Records for the exercise:
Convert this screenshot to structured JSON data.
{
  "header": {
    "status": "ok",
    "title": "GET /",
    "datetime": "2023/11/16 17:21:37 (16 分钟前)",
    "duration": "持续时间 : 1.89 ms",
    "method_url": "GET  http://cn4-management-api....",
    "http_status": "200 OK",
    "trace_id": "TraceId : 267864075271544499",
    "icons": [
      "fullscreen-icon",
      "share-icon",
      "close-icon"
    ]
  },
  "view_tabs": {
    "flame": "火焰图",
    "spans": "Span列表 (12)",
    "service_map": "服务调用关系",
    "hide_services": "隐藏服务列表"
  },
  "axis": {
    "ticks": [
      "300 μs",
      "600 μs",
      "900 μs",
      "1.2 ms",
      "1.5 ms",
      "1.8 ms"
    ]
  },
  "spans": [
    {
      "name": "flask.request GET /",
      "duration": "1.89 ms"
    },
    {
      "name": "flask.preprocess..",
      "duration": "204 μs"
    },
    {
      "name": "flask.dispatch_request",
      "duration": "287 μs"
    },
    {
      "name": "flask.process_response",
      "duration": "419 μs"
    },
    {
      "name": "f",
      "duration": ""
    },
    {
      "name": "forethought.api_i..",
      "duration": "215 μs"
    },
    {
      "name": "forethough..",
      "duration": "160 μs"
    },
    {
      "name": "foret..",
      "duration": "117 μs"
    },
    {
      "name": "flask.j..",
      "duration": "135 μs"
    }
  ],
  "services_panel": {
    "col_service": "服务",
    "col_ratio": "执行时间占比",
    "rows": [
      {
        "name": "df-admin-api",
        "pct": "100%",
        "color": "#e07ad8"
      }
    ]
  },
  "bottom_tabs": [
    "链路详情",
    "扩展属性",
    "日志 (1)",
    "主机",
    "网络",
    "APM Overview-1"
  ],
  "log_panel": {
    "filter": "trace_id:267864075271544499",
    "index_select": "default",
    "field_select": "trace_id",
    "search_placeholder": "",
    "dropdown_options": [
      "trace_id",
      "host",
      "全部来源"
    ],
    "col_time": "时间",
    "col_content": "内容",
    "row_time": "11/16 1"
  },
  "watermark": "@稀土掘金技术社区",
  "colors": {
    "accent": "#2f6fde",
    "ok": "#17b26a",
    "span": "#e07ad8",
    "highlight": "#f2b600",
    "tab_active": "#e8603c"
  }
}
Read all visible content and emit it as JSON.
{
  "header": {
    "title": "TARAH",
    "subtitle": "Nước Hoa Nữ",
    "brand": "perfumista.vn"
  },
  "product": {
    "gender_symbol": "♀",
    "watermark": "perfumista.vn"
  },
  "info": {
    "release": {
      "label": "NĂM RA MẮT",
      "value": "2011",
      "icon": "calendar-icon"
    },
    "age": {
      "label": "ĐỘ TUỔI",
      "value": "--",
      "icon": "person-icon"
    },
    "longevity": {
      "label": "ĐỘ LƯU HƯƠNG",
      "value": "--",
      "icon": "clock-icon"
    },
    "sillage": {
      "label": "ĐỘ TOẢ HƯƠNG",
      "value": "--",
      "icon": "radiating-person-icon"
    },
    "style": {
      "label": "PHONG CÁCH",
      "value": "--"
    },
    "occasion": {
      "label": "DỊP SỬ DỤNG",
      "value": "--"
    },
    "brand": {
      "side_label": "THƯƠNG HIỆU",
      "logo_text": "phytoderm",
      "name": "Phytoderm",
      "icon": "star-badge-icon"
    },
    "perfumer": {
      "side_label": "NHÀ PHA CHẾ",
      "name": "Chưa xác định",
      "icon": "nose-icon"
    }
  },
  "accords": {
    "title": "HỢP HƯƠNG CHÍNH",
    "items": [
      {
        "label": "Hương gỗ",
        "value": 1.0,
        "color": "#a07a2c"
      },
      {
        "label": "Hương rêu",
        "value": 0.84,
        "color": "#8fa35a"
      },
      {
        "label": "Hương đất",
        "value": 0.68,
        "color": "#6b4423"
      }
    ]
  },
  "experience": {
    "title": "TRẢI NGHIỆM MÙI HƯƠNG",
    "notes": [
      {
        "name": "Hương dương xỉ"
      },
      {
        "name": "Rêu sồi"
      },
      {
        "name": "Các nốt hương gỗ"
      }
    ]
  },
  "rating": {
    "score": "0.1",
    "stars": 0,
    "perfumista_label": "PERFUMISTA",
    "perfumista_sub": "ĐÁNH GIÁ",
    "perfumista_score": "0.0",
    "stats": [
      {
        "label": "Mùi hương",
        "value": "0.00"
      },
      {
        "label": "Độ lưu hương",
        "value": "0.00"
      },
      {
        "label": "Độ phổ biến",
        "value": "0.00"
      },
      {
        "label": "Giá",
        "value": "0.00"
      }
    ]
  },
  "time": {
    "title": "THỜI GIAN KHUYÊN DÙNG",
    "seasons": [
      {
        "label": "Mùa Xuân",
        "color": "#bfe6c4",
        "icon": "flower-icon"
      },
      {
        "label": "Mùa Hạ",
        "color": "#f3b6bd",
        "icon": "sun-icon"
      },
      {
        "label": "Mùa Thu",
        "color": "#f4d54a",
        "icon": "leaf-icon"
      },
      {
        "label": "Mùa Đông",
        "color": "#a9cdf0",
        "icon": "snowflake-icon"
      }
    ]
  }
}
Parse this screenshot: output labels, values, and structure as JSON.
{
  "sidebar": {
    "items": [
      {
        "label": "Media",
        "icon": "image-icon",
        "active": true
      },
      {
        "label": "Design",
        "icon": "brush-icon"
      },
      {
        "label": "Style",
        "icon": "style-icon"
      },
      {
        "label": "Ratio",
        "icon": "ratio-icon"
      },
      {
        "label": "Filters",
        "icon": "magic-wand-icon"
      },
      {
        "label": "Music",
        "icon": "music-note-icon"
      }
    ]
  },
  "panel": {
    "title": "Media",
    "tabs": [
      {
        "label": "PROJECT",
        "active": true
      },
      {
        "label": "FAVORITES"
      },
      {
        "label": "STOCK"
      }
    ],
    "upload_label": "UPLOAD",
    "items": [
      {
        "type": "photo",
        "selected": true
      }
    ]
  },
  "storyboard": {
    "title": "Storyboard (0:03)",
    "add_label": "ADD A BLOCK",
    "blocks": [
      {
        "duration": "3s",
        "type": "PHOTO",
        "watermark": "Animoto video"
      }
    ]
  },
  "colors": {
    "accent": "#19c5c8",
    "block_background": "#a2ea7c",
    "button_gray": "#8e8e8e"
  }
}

What needs to be done: Copy each line of the entries that includes the word "JSON".

Result of the exercise:
Convert this screenshot to structured JSON data.
Read all visible content and emit it as JSON.
Parse this screenshot: output labels, values, and structure as JSON.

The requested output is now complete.